Supplied records:
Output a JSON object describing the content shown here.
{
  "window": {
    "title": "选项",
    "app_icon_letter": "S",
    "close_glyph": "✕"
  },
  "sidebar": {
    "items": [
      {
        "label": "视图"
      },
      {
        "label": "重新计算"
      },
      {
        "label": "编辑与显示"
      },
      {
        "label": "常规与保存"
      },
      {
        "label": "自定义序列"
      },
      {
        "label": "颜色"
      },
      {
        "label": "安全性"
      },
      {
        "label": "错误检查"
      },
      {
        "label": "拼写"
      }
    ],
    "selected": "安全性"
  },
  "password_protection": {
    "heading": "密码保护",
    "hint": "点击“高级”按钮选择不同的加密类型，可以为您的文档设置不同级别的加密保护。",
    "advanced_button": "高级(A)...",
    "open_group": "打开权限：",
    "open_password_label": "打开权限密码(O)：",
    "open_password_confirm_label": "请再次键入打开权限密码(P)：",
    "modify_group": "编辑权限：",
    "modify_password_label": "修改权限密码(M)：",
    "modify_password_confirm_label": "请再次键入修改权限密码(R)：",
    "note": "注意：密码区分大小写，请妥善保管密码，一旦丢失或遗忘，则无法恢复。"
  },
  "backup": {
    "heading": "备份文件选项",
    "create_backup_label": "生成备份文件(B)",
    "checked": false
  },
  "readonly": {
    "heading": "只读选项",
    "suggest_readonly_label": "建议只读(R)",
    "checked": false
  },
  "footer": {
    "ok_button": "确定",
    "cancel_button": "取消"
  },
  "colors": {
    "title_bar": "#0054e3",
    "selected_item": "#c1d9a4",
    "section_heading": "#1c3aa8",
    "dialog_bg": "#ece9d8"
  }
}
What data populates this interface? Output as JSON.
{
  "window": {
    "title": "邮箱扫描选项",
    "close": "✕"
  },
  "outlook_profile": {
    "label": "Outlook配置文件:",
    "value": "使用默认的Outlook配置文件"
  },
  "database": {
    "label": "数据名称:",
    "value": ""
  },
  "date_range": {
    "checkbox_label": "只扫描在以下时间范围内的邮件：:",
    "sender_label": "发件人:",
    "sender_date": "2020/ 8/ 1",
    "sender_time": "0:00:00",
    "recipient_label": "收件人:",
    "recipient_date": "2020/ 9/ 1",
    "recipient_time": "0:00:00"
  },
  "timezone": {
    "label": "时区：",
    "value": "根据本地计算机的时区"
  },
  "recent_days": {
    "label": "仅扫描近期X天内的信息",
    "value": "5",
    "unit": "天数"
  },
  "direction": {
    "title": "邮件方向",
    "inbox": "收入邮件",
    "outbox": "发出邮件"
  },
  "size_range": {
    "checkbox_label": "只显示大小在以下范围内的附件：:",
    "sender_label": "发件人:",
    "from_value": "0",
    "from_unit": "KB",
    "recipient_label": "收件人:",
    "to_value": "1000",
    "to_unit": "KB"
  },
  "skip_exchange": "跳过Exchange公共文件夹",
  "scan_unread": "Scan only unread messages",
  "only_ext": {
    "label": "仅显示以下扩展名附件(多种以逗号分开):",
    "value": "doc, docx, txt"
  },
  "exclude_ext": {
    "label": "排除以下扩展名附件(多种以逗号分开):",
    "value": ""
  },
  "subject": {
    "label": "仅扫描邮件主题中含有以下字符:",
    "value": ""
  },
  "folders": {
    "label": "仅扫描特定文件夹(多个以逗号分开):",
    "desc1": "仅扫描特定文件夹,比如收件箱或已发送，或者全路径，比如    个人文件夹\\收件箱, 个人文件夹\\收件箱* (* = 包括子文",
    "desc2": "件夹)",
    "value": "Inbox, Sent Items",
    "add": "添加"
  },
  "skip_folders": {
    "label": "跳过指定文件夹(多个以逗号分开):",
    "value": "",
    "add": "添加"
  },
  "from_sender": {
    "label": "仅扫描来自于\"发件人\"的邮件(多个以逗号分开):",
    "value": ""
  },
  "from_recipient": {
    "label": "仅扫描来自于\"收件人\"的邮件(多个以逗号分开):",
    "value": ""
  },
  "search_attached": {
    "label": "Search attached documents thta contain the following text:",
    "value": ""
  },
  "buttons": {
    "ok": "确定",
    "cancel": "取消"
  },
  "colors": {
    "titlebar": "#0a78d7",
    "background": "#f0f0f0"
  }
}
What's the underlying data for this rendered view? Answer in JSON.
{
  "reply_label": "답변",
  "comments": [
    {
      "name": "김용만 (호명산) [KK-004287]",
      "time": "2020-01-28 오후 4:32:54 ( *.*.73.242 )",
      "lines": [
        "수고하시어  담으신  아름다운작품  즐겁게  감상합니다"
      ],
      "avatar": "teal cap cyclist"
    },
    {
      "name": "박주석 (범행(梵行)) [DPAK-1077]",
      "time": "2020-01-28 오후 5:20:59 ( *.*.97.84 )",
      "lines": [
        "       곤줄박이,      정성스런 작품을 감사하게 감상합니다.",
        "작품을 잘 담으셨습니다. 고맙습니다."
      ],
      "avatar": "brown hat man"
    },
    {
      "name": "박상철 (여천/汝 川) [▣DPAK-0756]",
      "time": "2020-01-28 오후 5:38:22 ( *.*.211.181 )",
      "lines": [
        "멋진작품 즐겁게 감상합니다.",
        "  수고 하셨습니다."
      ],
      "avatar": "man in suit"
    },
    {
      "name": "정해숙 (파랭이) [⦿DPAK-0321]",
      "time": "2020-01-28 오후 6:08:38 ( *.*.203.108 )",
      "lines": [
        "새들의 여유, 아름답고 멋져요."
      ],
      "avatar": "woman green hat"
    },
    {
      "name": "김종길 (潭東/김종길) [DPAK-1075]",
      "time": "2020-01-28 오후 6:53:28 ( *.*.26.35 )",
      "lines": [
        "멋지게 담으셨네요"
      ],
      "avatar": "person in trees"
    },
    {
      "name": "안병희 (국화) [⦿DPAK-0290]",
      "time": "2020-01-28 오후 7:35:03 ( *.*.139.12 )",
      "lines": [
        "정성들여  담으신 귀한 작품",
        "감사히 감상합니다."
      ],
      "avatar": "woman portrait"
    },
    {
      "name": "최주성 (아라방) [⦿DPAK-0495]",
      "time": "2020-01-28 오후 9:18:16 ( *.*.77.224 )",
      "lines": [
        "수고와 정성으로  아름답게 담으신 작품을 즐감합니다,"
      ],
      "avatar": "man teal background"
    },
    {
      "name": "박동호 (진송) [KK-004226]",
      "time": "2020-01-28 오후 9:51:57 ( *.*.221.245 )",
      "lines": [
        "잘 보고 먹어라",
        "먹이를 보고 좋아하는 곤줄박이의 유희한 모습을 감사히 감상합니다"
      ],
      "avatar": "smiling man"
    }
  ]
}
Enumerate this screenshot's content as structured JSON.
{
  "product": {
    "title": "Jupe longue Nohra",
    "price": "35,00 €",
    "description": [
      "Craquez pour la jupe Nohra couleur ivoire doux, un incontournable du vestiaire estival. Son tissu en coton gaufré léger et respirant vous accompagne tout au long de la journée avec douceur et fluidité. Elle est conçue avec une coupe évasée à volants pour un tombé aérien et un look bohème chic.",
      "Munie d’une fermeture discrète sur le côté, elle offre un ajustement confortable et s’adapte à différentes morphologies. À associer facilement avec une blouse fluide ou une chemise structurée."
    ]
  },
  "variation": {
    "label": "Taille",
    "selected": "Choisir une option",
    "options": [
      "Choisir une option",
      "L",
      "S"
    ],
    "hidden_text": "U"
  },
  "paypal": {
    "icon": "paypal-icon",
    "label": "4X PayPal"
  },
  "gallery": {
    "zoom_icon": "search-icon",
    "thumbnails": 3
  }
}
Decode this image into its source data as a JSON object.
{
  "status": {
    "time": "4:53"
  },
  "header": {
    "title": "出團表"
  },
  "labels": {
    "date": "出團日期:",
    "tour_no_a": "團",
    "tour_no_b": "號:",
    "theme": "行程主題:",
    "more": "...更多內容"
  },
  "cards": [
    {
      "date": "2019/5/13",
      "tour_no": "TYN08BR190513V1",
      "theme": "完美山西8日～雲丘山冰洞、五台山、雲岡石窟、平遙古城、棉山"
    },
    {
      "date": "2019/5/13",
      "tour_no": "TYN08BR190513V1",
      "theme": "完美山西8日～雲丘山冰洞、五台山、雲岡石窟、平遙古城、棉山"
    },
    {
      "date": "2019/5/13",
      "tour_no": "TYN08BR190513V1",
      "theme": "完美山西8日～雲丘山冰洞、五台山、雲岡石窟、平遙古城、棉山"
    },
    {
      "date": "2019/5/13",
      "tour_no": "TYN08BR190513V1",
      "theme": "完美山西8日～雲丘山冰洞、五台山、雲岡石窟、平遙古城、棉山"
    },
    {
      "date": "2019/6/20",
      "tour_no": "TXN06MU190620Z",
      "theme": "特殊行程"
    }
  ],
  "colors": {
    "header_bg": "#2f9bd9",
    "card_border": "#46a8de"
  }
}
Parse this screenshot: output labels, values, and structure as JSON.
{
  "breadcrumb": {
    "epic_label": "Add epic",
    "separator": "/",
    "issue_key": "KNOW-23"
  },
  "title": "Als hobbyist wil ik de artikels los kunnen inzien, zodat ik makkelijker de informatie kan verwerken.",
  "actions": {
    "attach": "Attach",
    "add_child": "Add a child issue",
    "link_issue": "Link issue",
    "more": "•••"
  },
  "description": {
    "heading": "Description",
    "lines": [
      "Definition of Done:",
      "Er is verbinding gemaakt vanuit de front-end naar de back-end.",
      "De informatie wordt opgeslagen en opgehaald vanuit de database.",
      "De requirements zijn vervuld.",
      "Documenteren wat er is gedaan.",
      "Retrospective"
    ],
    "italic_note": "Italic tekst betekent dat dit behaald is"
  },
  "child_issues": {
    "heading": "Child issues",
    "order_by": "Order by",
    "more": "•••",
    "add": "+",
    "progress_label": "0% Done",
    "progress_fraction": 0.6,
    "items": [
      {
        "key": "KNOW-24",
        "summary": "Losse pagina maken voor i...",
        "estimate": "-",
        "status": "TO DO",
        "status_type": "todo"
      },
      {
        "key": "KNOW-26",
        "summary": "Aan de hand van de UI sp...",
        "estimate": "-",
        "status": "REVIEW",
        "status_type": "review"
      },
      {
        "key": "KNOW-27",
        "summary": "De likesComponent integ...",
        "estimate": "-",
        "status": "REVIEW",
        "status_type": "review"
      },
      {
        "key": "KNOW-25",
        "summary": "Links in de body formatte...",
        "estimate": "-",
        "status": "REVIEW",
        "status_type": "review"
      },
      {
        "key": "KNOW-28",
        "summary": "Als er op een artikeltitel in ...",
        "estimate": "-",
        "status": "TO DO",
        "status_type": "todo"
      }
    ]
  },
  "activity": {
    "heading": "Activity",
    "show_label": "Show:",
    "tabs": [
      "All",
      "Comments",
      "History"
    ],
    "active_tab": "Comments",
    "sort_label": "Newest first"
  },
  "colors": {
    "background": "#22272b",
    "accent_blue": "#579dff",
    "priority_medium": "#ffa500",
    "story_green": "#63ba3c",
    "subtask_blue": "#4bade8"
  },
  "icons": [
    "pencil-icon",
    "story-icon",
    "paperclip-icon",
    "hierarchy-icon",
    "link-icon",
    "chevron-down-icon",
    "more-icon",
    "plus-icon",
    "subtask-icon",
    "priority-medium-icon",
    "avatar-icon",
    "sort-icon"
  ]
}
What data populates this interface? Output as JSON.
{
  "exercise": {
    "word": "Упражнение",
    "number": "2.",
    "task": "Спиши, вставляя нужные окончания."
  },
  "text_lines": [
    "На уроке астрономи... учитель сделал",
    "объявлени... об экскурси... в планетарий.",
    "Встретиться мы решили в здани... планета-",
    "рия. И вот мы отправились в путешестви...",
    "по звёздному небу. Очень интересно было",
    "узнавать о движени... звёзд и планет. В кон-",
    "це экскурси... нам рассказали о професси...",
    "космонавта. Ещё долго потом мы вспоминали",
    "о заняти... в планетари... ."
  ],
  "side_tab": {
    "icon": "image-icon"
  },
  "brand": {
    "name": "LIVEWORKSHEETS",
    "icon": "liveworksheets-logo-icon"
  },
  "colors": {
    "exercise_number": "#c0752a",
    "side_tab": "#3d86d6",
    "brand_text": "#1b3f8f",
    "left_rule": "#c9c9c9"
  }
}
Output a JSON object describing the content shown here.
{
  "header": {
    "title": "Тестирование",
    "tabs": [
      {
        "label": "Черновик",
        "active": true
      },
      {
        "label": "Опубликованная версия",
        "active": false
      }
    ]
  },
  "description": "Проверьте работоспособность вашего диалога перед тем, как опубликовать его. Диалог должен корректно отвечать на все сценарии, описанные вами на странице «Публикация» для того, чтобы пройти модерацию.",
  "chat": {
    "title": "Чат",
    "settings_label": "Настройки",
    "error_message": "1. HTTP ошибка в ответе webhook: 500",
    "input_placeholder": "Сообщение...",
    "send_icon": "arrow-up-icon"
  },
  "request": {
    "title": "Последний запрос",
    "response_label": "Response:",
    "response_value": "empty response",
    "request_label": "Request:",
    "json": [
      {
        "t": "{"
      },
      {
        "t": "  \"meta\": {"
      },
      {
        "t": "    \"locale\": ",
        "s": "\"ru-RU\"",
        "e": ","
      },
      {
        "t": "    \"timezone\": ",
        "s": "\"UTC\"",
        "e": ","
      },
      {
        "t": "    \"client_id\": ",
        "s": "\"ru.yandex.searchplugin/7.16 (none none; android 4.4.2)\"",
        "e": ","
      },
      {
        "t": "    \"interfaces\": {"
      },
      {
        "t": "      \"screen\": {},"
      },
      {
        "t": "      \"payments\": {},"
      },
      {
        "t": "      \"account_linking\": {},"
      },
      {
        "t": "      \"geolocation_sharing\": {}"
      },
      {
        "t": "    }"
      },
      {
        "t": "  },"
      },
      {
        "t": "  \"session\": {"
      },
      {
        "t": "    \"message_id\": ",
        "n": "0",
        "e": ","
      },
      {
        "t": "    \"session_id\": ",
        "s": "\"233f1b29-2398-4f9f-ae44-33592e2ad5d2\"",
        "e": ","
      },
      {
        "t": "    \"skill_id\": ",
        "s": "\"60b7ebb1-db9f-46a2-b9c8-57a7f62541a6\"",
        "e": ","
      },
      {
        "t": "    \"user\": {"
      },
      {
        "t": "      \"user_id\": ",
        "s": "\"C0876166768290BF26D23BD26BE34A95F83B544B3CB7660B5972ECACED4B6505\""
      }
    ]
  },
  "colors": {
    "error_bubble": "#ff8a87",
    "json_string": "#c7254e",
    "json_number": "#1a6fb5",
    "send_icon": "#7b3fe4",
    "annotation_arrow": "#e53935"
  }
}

Task goal:
Look through the entries and find each line that has the string "screenshot". Copy those lines.

Answer to the exercise:
Enumerate this screenshot's content as structured JSON.
Parse this screenshot: output labels, values, and structure as JSON.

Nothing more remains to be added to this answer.